**TASK STATEMENT:** Copy out the data below as written; omit any images.
═══ DATA IN THIS EXERCISE ═══
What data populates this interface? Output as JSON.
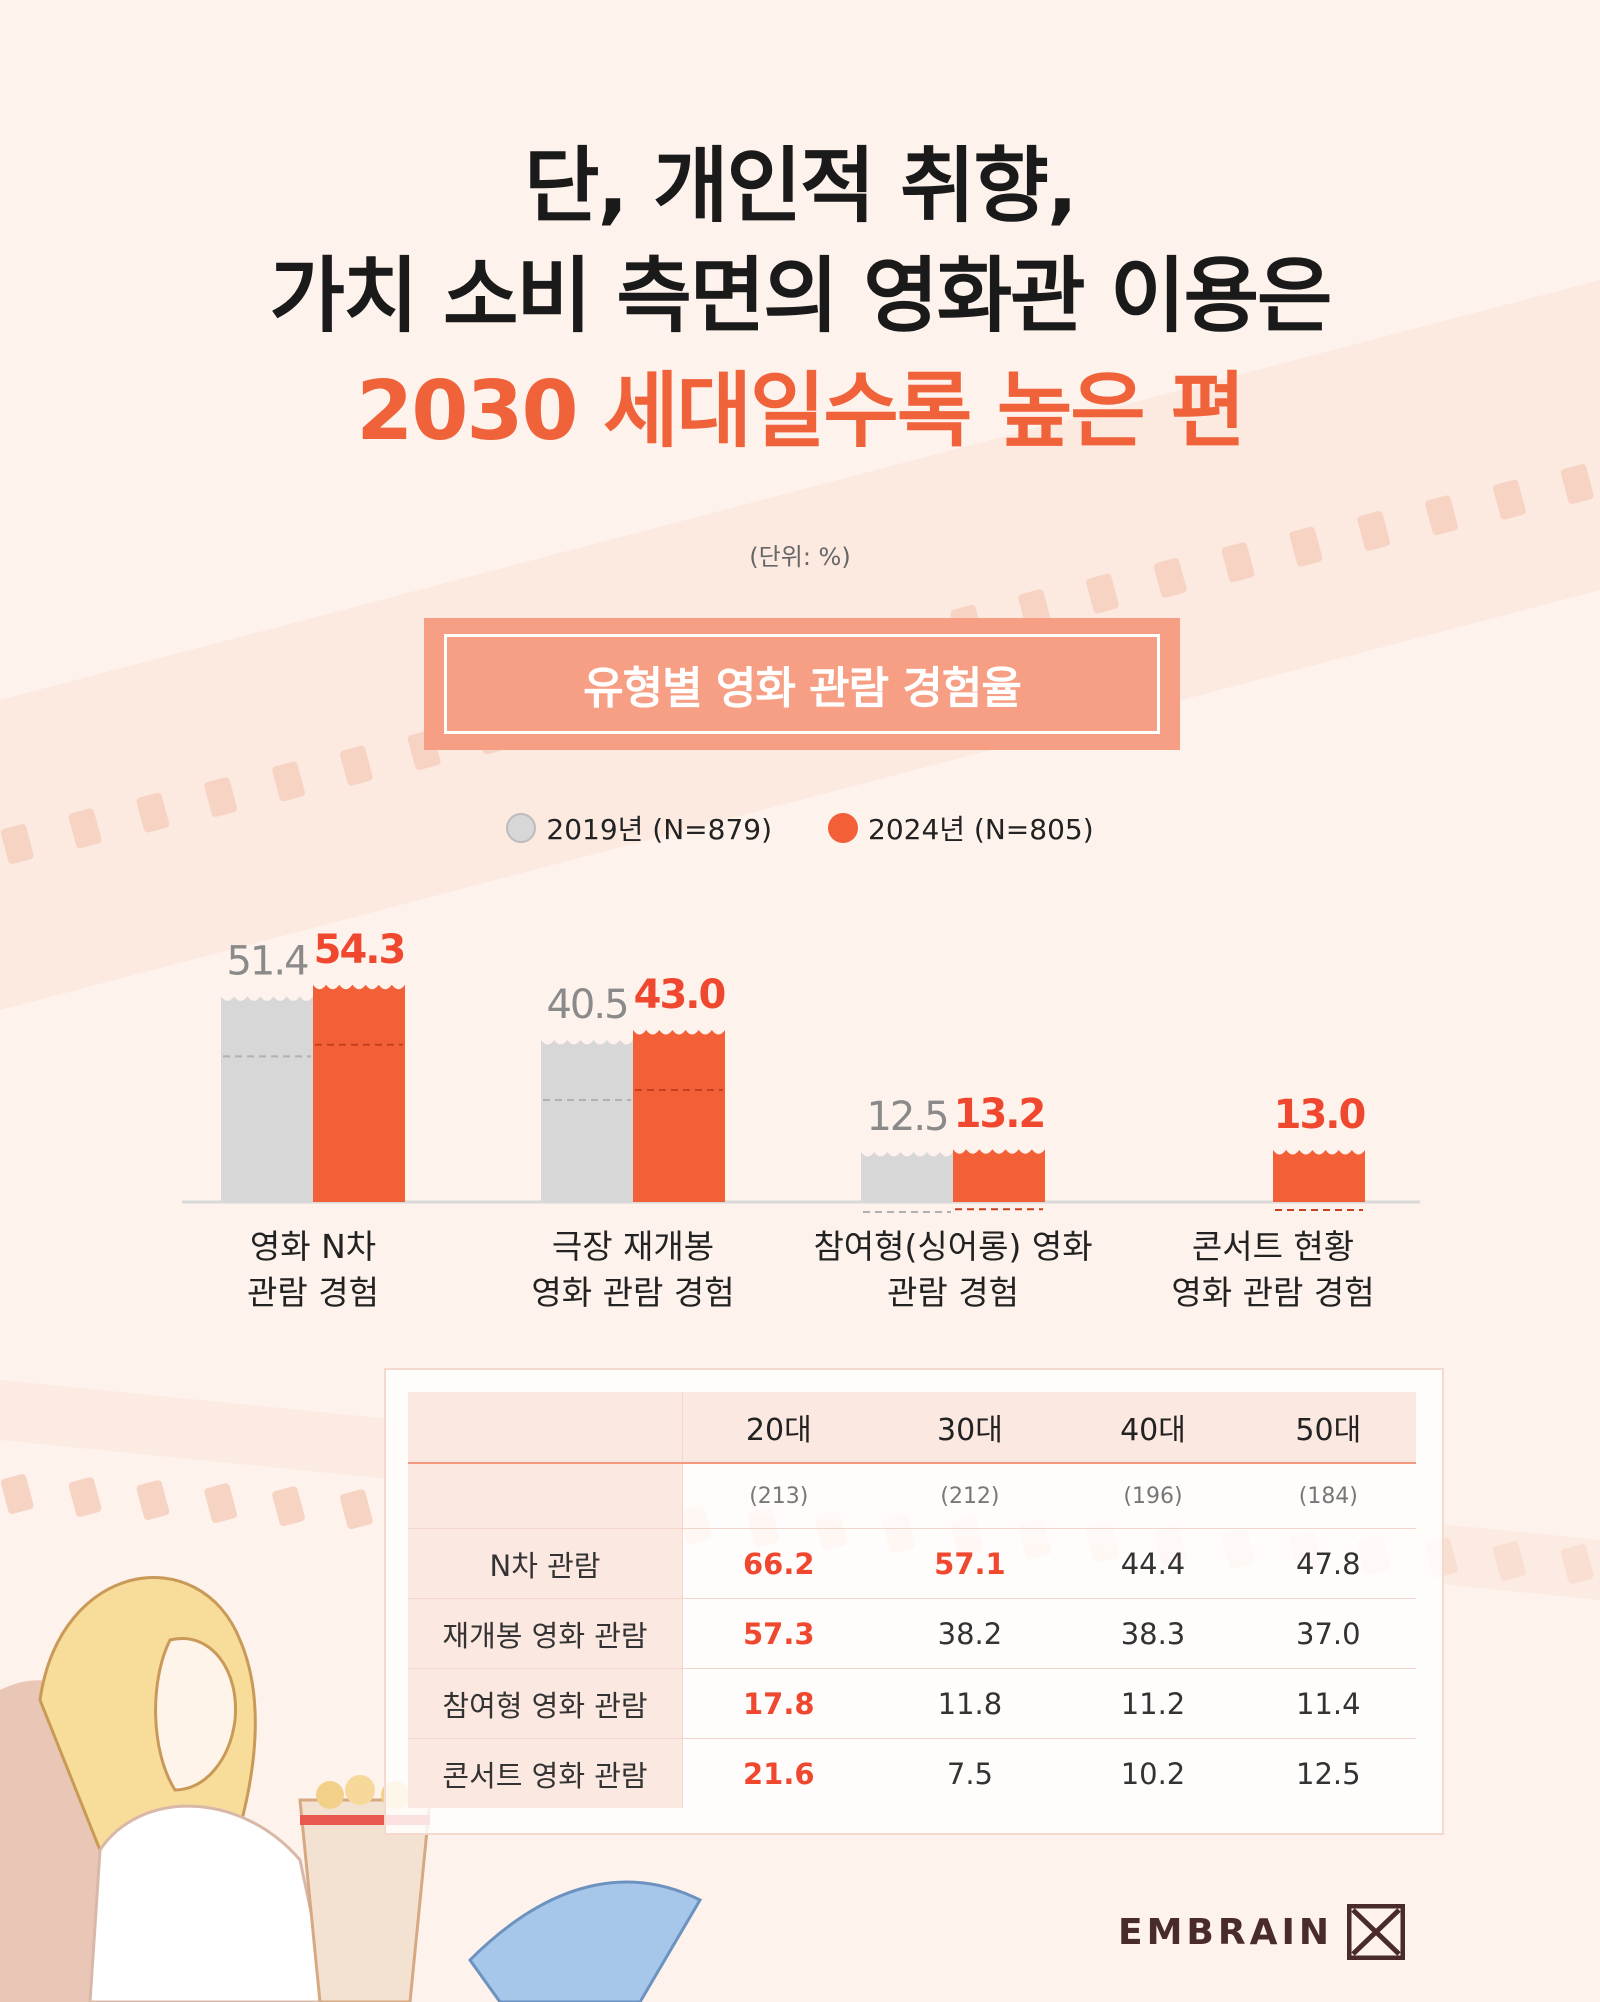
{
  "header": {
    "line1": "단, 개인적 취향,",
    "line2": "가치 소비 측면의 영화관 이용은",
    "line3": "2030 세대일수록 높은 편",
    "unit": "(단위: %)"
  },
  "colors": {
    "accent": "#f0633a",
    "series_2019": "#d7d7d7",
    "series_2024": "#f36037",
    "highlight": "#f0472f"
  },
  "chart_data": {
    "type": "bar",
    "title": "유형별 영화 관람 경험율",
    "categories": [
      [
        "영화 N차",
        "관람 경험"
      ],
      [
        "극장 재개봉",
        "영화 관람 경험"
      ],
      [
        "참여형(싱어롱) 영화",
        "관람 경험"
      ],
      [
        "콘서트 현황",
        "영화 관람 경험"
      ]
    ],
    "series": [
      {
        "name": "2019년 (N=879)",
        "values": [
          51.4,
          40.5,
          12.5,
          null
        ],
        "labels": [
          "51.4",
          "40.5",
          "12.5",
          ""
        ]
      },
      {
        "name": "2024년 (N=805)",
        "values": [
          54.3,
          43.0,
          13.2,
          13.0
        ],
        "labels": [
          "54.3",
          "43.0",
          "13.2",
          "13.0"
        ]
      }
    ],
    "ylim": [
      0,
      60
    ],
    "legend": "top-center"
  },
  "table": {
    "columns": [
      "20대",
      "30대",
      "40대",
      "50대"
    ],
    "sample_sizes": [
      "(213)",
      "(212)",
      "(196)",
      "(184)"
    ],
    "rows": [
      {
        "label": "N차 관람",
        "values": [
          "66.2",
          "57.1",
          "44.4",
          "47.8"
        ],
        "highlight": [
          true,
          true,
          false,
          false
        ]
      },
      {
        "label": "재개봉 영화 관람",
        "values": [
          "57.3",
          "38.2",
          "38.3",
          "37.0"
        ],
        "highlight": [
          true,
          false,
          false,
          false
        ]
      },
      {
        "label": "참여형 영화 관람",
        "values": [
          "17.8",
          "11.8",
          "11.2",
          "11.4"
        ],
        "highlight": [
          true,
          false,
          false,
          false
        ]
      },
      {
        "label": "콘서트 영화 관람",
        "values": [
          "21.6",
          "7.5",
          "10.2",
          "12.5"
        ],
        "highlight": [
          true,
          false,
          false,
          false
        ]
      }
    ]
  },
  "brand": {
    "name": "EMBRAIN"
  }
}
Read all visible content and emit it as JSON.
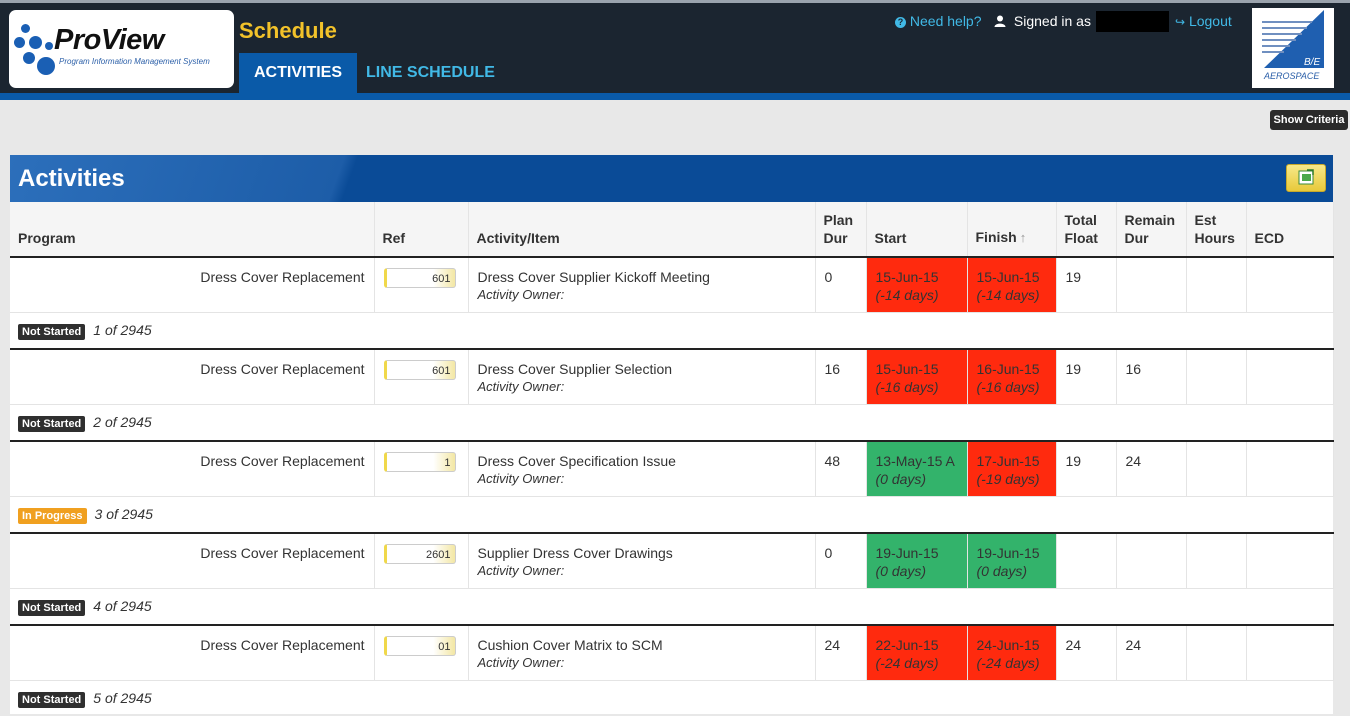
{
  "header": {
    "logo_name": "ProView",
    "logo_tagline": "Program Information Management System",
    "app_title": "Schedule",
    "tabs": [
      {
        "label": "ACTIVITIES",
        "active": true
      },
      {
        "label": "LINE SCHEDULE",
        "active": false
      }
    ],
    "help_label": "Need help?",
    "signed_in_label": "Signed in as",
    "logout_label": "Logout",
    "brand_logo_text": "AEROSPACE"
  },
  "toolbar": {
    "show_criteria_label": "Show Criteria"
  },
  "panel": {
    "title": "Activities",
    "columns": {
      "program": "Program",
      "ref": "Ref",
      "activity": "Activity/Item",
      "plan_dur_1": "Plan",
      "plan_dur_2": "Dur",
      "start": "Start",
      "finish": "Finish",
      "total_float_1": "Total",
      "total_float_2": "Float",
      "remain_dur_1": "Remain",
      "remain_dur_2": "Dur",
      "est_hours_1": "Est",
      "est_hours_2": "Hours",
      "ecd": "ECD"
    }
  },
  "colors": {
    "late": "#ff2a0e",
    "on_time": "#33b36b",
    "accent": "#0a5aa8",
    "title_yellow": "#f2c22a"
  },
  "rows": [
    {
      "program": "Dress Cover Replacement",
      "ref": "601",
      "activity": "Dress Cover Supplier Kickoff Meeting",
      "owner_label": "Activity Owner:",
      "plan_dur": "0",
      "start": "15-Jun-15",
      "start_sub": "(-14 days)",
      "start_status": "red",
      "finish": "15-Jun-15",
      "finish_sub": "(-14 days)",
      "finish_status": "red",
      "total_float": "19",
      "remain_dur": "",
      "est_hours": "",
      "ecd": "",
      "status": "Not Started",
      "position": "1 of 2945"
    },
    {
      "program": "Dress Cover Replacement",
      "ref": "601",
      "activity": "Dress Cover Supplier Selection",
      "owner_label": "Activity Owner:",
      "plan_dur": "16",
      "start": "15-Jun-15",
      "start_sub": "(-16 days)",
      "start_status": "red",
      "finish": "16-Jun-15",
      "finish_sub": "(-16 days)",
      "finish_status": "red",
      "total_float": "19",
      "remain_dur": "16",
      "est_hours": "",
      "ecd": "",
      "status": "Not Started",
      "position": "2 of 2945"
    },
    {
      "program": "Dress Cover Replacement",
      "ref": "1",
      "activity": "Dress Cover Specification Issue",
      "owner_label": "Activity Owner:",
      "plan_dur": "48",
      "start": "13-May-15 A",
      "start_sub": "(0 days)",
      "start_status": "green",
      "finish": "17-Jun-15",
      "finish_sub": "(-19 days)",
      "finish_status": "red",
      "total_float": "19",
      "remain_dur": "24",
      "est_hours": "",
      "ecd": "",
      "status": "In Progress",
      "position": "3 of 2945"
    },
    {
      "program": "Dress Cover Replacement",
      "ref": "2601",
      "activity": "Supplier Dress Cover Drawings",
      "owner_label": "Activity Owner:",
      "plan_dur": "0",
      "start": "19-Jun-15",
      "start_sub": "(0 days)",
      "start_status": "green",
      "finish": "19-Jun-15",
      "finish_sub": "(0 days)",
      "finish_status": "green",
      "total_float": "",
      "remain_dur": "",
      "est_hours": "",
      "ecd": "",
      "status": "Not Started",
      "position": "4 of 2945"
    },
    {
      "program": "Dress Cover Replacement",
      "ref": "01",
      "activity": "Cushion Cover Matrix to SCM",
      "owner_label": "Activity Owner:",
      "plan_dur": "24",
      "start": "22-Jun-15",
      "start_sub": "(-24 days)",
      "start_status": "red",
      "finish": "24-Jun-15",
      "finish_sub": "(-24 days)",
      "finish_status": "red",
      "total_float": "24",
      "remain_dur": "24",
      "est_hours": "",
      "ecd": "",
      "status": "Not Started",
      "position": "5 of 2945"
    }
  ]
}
═══
**ANSWER TO THE EXERCISE:**
What data populates this interface? Output as JSON.
{
  "header": {
    "line1": "단, 개인적 취향,",
    "line2": "가치 소비 측면의 영화관 이용은",
    "line3": "2030 세대일수록 높은 편",
    "unit": "(단위: %)"
  },
  "colors": {
    "accent": "#f0633a",
    "series_2019": "#d7d7d7",
    "series_2024": "#f36037",
    "highlight": "#f0472f"
  },
  "chart_data": {
    "type": "bar",
    "title": "유형별 영화 관람 경험율",
    "categories": [
      [
        "영화 N차",
        "관람 경험"
      ],
      [
        "극장 재개봉",
        "영화 관람 경험"
      ],
      [
        "참여형(싱어롱) 영화",
        "관람 경험"
      ],
      [
        "콘서트 현황",
        "영화 관람 경험"
      ]
    ],
    "series": [
      {
        "name": "2019년 (N=879)",
        "values": [
          51.4,
          40.5,
          12.5,
          null
        ],
        "labels": [
          "51.4",
          "40.5",
          "12.5",
          ""
        ]
      },
      {
        "name": "2024년 (N=805)",
        "values": [
          54.3,
          43.0,
          13.2,
          13.0
        ],
        "labels": [
          "54.3",
          "43.0",
          "13.2",
          "13.0"
        ]
      }
    ],
    "ylim": [
      0,
      60
    ],
    "legend": "top-center"
  },
  "table": {
    "columns": [
      "20대",
      "30대",
      "40대",
      "50대"
    ],
    "sample_sizes": [
      "(213)",
      "(212)",
      "(196)",
      "(184)"
    ],
    "rows": [
      {
        "label": "N차 관람",
        "values": [
          "66.2",
          "57.1",
          "44.4",
          "47.8"
        ],
        "highlight": [
          true,
          true,
          false,
          false
        ]
      },
      {
        "label": "재개봉 영화 관람",
        "values": [
          "57.3",
          "38.2",
          "38.3",
          "37.0"
        ],
        "highlight": [
          true,
          false,
          false,
          false
        ]
      },
      {
        "label": "참여형 영화 관람",
        "values": [
          "17.8",
          "11.8",
          "11.2",
          "11.4"
        ],
        "highlight": [
          true,
          false,
          false,
          false
        ]
      },
      {
        "label": "콘서트 영화 관람",
        "values": [
          "21.6",
          "7.5",
          "10.2",
          "12.5"
        ],
        "highlight": [
          true,
          false,
          false,
          false
        ]
      }
    ]
  },
  "brand": {
    "name": "EMBRAIN"
  }
}
Read all visible content and emit it as JSON.
{
  "header": {
    "logo_name": "ProView",
    "logo_tagline": "Program Information Management System",
    "app_title": "Schedule",
    "tabs": [
      {
        "label": "ACTIVITIES",
        "active": true
      },
      {
        "label": "LINE SCHEDULE",
        "active": false
      }
    ],
    "help_label": "Need help?",
    "signed_in_label": "Signed in as",
    "logout_label": "Logout",
    "brand_logo_text": "AEROSPACE"
  },
  "toolbar": {
    "show_criteria_label": "Show Criteria"
  },
  "panel": {
    "title": "Activities",
    "columns": {
      "program": "Program",
      "ref": "Ref",
      "activity": "Activity/Item",
      "plan_dur_1": "Plan",
      "plan_dur_2": "Dur",
      "start": "Start",
      "finish": "Finish",
      "total_float_1": "Total",
      "total_float_2": "Float",
      "remain_dur_1": "Remain",
      "remain_dur_2": "Dur",
      "est_hours_1": "Est",
      "est_hours_2": "Hours",
      "ecd": "ECD"
    }
  },
  "colors": {
    "late": "#ff2a0e",
    "on_time": "#33b36b",
    "accent": "#0a5aa8",
    "title_yellow": "#f2c22a"
  },
  "rows": [
    {
      "program": "Dress Cover Replacement",
      "ref": "601",
      "activity": "Dress Cover Supplier Kickoff Meeting",
      "owner_label": "Activity Owner:",
      "plan_dur": "0",
      "start": "15-Jun-15",
      "start_sub": "(-14 days)",
      "start_status": "red",
      "finish": "15-Jun-15",
      "finish_sub": "(-14 days)",
      "finish_status": "red",
      "total_float": "19",
      "remain_dur": "",
      "est_hours": "",
      "ecd": "",
      "status": "Not Started",
      "position": "1 of 2945"
    },
    {
      "program": "Dress Cover Replacement",
      "ref": "601",
      "activity": "Dress Cover Supplier Selection",
      "owner_label": "Activity Owner:",
      "plan_dur": "16",
      "start": "15-Jun-15",
      "start_sub": "(-16 days)",
      "start_status": "red",
      "finish": "16-Jun-15",
      "finish_sub": "(-16 days)",
      "finish_status": "red",
      "total_float": "19",
      "remain_dur": "16",
      "est_hours": "",
      "ecd": "",
      "status": "Not Started",
      "position": "2 of 2945"
    },
    {
      "program": "Dress Cover Replacement",
      "ref": "1",
      "activity": "Dress Cover Specification Issue",
      "owner_label": "Activity Owner:",
      "plan_dur": "48",
      "start": "13-May-15 A",
      "start_sub": "(0 days)",
      "start_status": "green",
      "finish": "17-Jun-15",
      "finish_sub": "(-19 days)",
      "finish_status": "red",
      "total_float": "19",
      "remain_dur": "24",
      "est_hours": "",
      "ecd": "",
      "status": "In Progress",
      "position": "3 of 2945"
    },
    {
      "program": "Dress Cover Replacement",
      "ref": "2601",
      "activity": "Supplier Dress Cover Drawings",
      "owner_label": "Activity Owner:",
      "plan_dur": "0",
      "start": "19-Jun-15",
      "start_sub": "(0 days)",
      "start_status": "green",
      "finish": "19-Jun-15",
      "finish_sub": "(0 days)",
      "finish_status": "green",
      "total_float": "",
      "remain_dur": "",
      "est_hours": "",
      "ecd": "",
      "status": "Not Started",
      "position": "4 of 2945"
    },
    {
      "program": "Dress Cover Replacement",
      "ref": "01",
      "activity": "Cushion Cover Matrix to SCM",
      "owner_label": "Activity Owner:",
      "plan_dur": "24",
      "start": "22-Jun-15",
      "start_sub": "(-24 days)",
      "start_status": "red",
      "finish": "24-Jun-15",
      "finish_sub": "(-24 days)",
      "finish_status": "red",
      "total_float": "24",
      "remain_dur": "24",
      "est_hours": "",
      "ecd": "",
      "status": "Not Started",
      "position": "5 of 2945"
    }
  ]
}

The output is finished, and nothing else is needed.